--- Begin Data for the task ---
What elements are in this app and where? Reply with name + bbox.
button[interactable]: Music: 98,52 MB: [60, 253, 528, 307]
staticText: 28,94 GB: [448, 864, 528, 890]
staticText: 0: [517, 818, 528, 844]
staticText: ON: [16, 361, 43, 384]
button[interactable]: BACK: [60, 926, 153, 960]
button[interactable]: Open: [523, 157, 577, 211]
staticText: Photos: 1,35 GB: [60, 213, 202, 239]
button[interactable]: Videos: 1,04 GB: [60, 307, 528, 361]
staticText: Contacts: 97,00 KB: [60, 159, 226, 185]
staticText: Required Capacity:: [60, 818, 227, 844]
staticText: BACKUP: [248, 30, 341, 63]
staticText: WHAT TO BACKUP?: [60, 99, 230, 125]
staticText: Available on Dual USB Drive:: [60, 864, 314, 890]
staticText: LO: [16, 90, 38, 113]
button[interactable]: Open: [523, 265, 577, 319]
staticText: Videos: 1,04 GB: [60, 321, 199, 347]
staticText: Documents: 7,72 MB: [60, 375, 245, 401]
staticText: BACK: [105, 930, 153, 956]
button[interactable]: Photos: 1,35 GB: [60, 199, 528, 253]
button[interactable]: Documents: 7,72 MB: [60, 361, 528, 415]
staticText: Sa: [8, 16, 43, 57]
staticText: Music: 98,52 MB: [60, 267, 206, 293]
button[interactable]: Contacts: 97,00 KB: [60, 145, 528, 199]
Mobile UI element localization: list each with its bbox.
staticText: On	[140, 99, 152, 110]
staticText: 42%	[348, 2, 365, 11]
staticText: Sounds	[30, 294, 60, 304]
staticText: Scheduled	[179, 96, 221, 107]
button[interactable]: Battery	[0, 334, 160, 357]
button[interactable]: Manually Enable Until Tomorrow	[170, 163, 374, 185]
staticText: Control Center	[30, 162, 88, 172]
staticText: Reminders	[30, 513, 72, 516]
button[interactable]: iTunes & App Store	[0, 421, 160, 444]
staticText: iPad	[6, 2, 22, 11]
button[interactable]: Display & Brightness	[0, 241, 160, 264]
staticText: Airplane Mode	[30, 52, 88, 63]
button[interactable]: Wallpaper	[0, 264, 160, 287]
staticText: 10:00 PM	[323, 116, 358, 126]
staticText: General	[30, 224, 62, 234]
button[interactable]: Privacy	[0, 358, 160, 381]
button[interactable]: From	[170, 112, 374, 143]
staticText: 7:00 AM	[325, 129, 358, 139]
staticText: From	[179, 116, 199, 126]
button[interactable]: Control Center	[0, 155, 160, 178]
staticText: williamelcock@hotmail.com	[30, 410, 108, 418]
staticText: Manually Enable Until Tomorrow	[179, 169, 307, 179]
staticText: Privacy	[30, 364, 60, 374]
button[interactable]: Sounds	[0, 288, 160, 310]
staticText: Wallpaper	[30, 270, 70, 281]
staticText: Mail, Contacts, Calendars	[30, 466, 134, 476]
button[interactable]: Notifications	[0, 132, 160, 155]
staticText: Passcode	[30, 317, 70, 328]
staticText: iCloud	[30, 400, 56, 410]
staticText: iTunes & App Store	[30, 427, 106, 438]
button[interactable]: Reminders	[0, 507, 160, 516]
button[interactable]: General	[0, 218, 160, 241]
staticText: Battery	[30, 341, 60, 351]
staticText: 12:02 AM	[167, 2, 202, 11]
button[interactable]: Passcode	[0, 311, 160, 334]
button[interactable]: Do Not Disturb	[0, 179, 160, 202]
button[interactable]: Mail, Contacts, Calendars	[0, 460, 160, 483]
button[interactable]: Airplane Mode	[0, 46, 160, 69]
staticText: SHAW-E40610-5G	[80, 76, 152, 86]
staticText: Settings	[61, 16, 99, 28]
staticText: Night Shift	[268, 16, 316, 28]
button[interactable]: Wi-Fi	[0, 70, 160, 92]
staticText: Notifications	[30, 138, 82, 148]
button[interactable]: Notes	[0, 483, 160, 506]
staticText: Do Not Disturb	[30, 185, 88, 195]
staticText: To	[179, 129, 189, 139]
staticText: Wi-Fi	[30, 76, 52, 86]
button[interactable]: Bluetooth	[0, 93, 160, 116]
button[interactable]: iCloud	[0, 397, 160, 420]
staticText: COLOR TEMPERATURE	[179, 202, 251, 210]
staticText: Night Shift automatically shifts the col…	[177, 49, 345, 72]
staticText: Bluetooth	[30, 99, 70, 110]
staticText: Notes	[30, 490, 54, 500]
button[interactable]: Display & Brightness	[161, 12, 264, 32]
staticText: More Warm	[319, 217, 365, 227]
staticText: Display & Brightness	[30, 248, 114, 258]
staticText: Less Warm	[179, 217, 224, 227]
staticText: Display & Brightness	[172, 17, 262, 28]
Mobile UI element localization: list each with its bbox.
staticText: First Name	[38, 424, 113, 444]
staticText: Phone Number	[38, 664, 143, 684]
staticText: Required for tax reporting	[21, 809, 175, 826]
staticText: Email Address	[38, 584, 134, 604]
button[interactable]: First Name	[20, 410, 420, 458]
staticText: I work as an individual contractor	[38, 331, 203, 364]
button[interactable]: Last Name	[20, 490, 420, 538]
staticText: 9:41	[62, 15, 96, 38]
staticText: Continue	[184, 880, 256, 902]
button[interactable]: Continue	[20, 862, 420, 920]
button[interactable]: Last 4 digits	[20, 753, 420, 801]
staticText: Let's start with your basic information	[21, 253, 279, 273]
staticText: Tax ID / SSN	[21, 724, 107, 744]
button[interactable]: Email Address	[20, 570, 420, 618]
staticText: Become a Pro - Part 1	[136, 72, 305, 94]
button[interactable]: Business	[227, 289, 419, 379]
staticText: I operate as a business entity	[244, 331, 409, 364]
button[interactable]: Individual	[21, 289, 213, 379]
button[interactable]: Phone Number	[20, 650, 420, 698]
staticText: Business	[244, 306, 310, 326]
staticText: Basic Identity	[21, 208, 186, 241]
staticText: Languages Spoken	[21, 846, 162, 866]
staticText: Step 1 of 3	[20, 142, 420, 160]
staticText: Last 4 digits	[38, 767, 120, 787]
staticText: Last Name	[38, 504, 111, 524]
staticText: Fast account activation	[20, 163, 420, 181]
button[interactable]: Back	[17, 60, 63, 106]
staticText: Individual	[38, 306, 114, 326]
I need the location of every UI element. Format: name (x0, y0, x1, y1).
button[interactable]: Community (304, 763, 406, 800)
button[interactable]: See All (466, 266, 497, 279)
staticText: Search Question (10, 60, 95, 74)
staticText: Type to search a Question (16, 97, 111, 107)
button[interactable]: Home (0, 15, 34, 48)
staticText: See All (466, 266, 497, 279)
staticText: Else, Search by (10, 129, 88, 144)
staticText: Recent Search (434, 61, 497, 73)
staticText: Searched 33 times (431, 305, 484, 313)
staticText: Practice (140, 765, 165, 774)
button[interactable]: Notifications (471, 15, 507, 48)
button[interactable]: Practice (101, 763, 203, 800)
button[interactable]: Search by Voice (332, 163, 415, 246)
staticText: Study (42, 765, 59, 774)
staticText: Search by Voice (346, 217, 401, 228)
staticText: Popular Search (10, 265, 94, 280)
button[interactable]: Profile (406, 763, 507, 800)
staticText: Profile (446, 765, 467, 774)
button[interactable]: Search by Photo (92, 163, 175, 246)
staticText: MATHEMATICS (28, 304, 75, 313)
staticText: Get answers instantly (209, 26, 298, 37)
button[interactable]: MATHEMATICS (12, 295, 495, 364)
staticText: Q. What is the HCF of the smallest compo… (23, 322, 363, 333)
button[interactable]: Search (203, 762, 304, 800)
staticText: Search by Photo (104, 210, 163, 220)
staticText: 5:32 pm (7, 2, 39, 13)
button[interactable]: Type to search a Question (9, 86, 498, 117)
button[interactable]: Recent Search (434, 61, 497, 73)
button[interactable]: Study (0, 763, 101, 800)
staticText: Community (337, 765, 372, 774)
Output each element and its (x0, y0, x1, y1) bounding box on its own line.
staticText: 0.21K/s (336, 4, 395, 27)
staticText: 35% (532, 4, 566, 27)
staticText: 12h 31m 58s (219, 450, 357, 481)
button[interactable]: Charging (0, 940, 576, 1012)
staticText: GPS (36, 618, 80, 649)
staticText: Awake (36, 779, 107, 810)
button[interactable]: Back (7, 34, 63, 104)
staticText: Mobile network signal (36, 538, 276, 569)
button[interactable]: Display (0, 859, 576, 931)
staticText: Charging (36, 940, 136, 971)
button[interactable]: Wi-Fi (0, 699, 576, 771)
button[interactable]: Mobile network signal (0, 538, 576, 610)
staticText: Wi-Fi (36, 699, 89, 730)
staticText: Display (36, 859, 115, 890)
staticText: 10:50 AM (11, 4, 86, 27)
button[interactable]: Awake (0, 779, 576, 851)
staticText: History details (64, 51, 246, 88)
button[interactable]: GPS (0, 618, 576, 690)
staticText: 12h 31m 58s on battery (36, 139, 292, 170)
--- End Data for the task ---
## Description of the task:
Can you retype everything in the listing above from the start down through the line containing "staticText: BACKUP: [248, 30, 341, 63]", both ends included?

## The solution:
What elements are in this app and where? Reply with name + bbox.
button[interactable]: Music: 98,52 MB: [60, 253, 528, 307]
staticText: 28,94 GB: [448, 864, 528, 890]
staticText: 0: [517, 818, 528, 844]
staticText: ON: [16, 361, 43, 384]
button[interactable]: BACK: [60, 926, 153, 960]
button[interactable]: Open: [523, 157, 577, 211]
staticText: Photos: 1,35 GB: [60, 213, 202, 239]
button[interactable]: Videos: 1,04 GB: [60, 307, 528, 361]
staticText: Contacts: 97,00 KB: [60, 159, 226, 185]
staticText: Required Capacity:: [60, 818, 227, 844]
staticText: BACKUP: [248, 30, 341, 63]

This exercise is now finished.